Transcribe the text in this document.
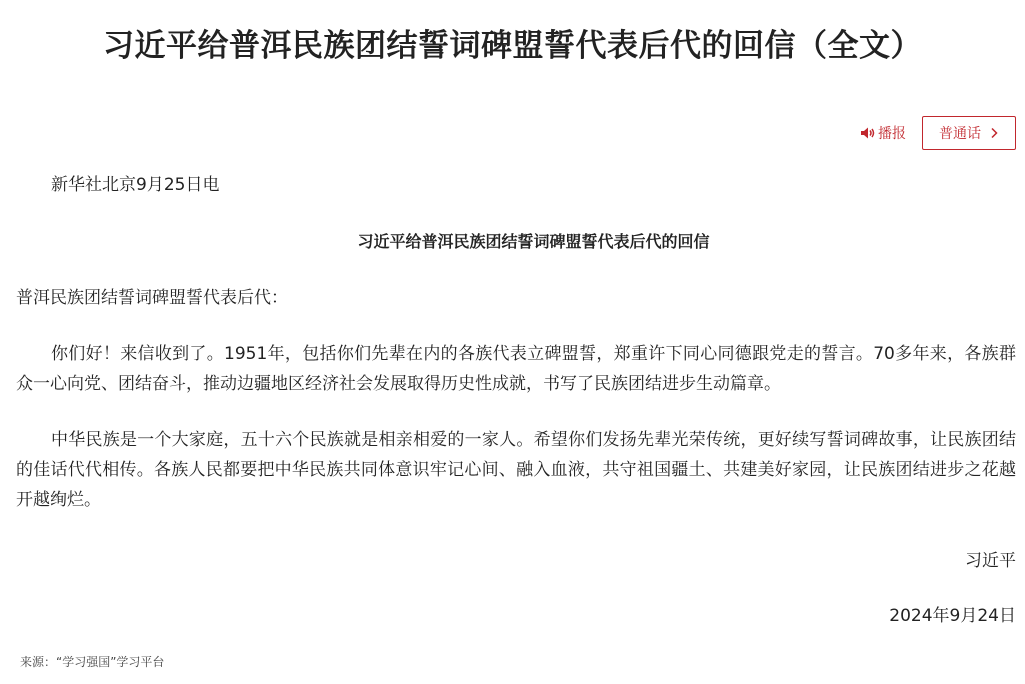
习近平给普洱民族团结誓词碑盟誓代表后代的回信（全文）
播报 普通话
新华社北京9月25日电
习近平给普洱民族团结誓词碑盟誓代表后代的回信
普洱民族团结誓词碑盟誓代表后代：

你们好！来信收到了。1951年，包括你们先辈在内的各族代表立碑盟誓，郑重许下同心同德跟党走的誓言。70多年来，各族群众一心向党、团结奋斗，推动边疆地区经济社会发展取得历史性成就，书写了民族团结进步生动篇章。

中华民族是一个大家庭，五十六个民族就是相亲相爱的一家人。希望你们发扬先辈光荣传统，更好续写誓词碑故事，让民族团结的佳话代代相传。各族人民都要把中华民族共同体意识牢记心间、融入血液，共守祖国疆土、共建美好家园，让民族团结进步之花越开越绚烂。

习近平
2024年9月24日
来源：“学习强国”学习平台
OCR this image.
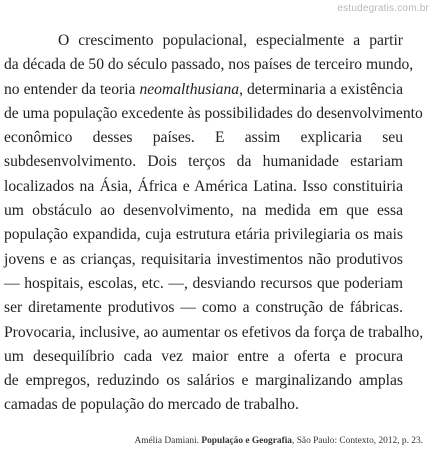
estudegratis.com.br
O crescimento populacional, especialmente a partir
da década de 50 do século passado, nos países de terceiro mundo,
no entender da teoria neomalthusiana, determinaria a existência
de uma população excedente às possibilidades do desenvolvimento
econômico desses países. E assim explicaria seu
subdesenvolvimento. Dois terços da humanidade estariam
localizados na Ásia, África e América Latina. Isso constituiria
um obstáculo ao desenvolvimento, na medida em que essa
população expandida, cuja estrutura etária privilegiaria os mais
jovens e as crianças, requisitaria investimentos não produtivos
— hospitais, escolas, etc. —, desviando recursos que poderiam
ser diretamente produtivos — como a construção de fábricas.
Provocaria, inclusive, ao aumentar os efetivos da força de trabalho,
um desequilíbrio cada vez maior entre a oferta e procura
de empregos, reduzindo os salários e marginalizando amplas
camadas de população do mercado de trabalho.
Amélia Damiani. População e Geografia, São Paulo: Contexto, 2012, p. 23.
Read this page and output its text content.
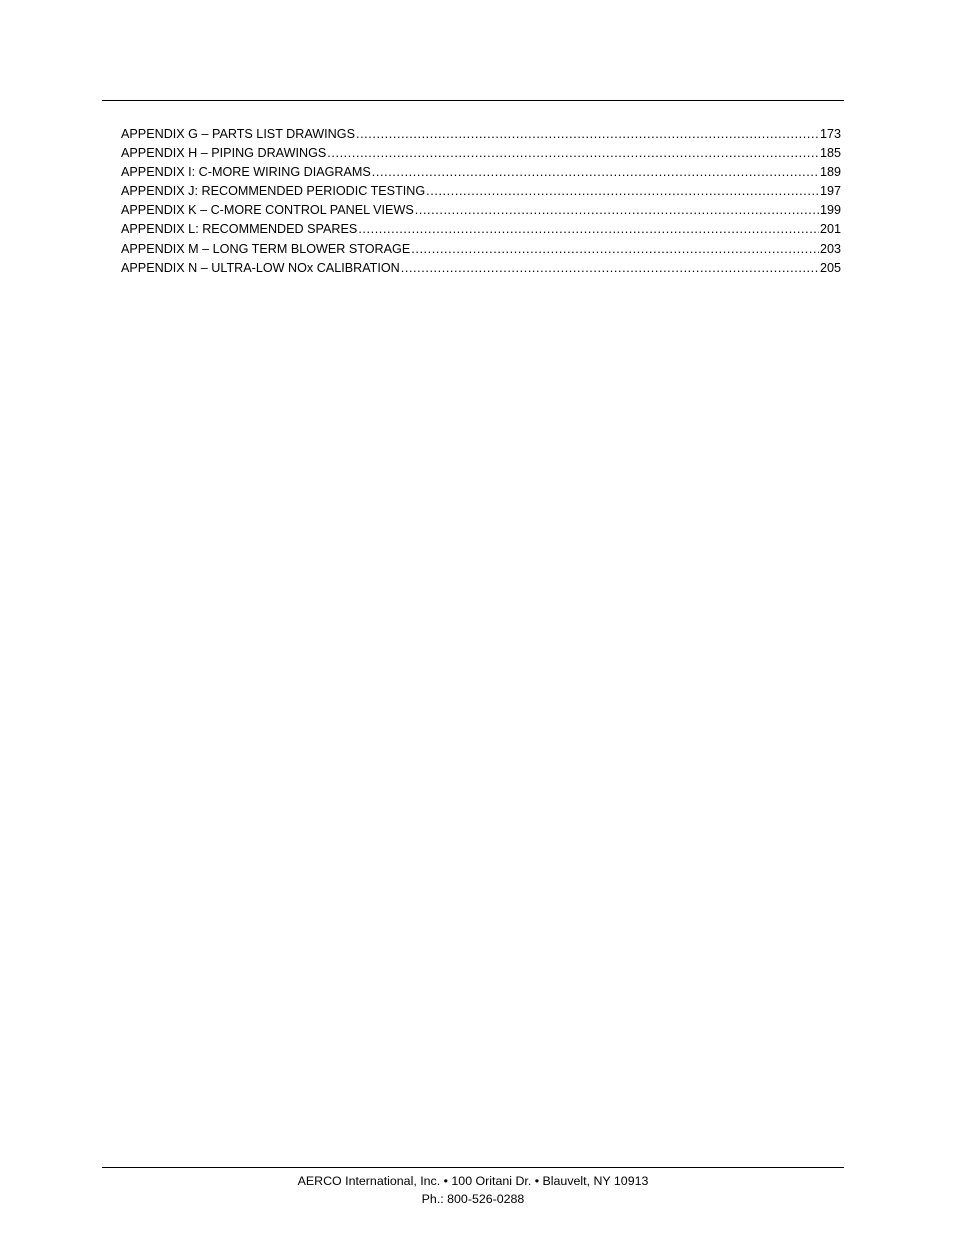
APPENDIX G – PARTS LIST DRAWINGS .....	173
APPENDIX H – PIPING DRAWINGS .....	185
APPENDIX I: C-MORE WIRING DIAGRAMS .....	189
APPENDIX J: RECOMMENDED PERIODIC TESTING .....	197
APPENDIX K – C-MORE CONTROL PANEL VIEWS .....	199
APPENDIX L: RECOMMENDED SPARES .....	201
APPENDIX M – LONG TERM BLOWER STORAGE .....	203
APPENDIX N – ULTRA-LOW NOx CALIBRATION .....	205
AERCO International, Inc. • 100 Oritani Dr. • Blauvelt, NY 10913
Ph.: 800-526-0288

---+---

WHAT YOU WILL DO: Search the data for the string "MORE". List each line that has it.

RIGHT ANSWER:
APPENDIX I: C-MORE WIRING DIAGRAMS .....	189
APPENDIX K – C-MORE CONTROL PANEL VIEWS .....	199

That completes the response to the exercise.